Direction
Locate the word "name" in the entries below, then gather every line that holds it.

Exercise data
⁂
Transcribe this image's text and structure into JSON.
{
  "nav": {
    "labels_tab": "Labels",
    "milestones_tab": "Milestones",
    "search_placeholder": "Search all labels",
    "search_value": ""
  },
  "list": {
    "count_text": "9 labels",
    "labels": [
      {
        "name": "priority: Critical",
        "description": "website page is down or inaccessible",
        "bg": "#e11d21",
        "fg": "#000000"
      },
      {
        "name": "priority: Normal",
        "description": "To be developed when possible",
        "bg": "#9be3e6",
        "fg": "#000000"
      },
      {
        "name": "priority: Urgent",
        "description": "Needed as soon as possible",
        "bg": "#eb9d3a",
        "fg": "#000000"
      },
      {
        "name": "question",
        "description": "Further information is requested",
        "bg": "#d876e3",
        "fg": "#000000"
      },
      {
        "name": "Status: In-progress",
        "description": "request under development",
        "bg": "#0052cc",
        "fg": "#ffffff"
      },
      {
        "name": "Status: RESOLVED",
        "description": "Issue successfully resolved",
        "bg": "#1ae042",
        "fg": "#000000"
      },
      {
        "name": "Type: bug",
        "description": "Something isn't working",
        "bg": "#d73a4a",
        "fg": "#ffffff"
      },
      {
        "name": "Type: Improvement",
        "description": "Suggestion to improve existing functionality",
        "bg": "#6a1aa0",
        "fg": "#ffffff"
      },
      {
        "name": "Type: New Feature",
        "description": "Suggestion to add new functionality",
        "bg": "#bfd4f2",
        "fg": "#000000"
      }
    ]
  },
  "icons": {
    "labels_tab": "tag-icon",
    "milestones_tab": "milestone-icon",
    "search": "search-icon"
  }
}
⁂
Exercise response
        "name": "priority: Critical",
        "name": "priority: Normal",
        "name": "priority: Urgent",
        "name": "question",
        "name": "Status: In-progress",
        "name": "Status: RESOLVED",
        "name": "Type: bug",
        "name": "Type: Improvement",
        "name": "Type: New Feature",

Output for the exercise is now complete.